Aim of the task
Find the string "title" and gather every line that holds it.

Working data
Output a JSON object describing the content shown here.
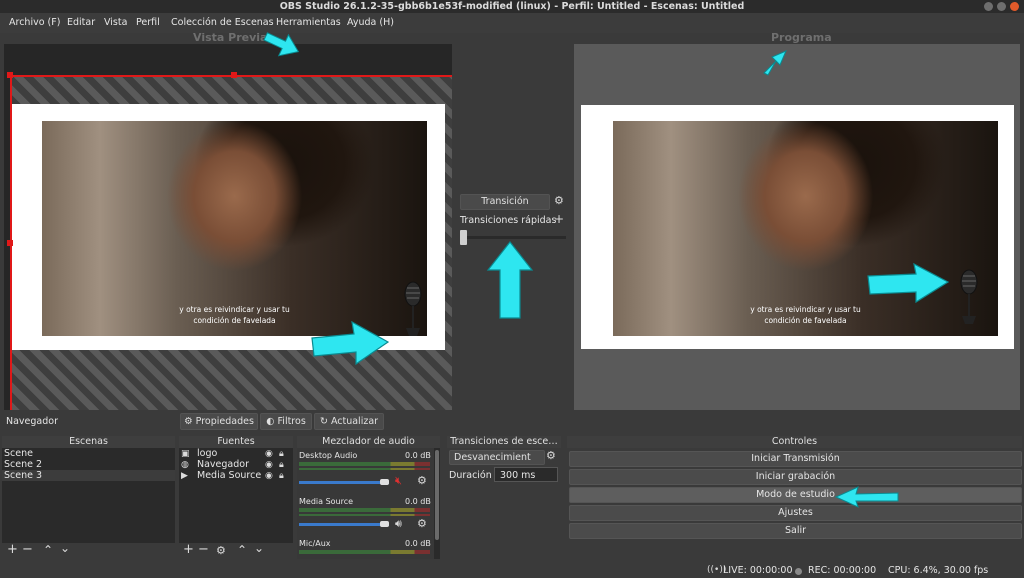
{
  "window": {
    "title": "OBS Studio 26.1.2-35-gbb6b1e53f-modified (linux) - Perfil: Untitled - Escenas: Untitled"
  },
  "menu": [
    "Archivo (F)",
    "Editar",
    "Vista",
    "Perfil",
    "Colección de Escenas",
    "Herramientas",
    "Ayuda (H)"
  ],
  "preview": {
    "title": "Vista Previa",
    "caption_line1": "y otra es reivindicar y usar tu",
    "caption_line2": "condición de favelada"
  },
  "program": {
    "title": "Programa",
    "caption_line1": "y otra es reivindicar y usar tu",
    "caption_line2": "condición de favelada"
  },
  "transition": {
    "button": "Transición",
    "quick": "Transiciones rápidas"
  },
  "source_toolbar": {
    "selected": "Navegador",
    "properties": "Propiedades",
    "filters": "Filtros",
    "refresh": "Actualizar"
  },
  "scenes": {
    "title": "Escenas",
    "items": [
      "Scene",
      "Scene 2",
      "Scene 3"
    ]
  },
  "sources": {
    "title": "Fuentes",
    "items": [
      "logo",
      "Navegador",
      "Media Source"
    ]
  },
  "mixer": {
    "title": "Mezclador de audio",
    "channels": [
      {
        "name": "Desktop Audio",
        "db": "0.0 dB",
        "muted": true
      },
      {
        "name": "Media Source",
        "db": "0.0 dB",
        "muted": false
      },
      {
        "name": "Mic/Aux",
        "db": "0.0 dB",
        "muted": false
      }
    ]
  },
  "scene_transitions": {
    "title": "Transiciones de esce…",
    "selected": "Desvanecimient",
    "duration_label": "Duración",
    "duration_value": "300 ms"
  },
  "controls": {
    "title": "Controles",
    "buttons": [
      "Iniciar Transmisión",
      "Iniciar grabación",
      "Modo de estudio",
      "Ajustes",
      "Salir"
    ]
  },
  "status": {
    "live": "LIVE: 00:00:00",
    "rec": "REC: 00:00:00",
    "cpu": "CPU: 6.4%, 30.00 fps"
  },
  "colors": {
    "annotation_arrow": "#2ee6f0",
    "selection_box": "#e01818",
    "accent": "#3a7acc"
  }
}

The response
    "title": "OBS Studio 26.1.2-35-gbb6b1e53f-modified (linux) - Perfil: Untitled - Escenas: Untitled"
    "title": "Vista Previa",
    "title": "Programa",
    "title": "Escenas",
    "title": "Fuentes",
    "title": "Mezclador de audio",
    "title": "Transiciones de esce…",
    "title": "Controles",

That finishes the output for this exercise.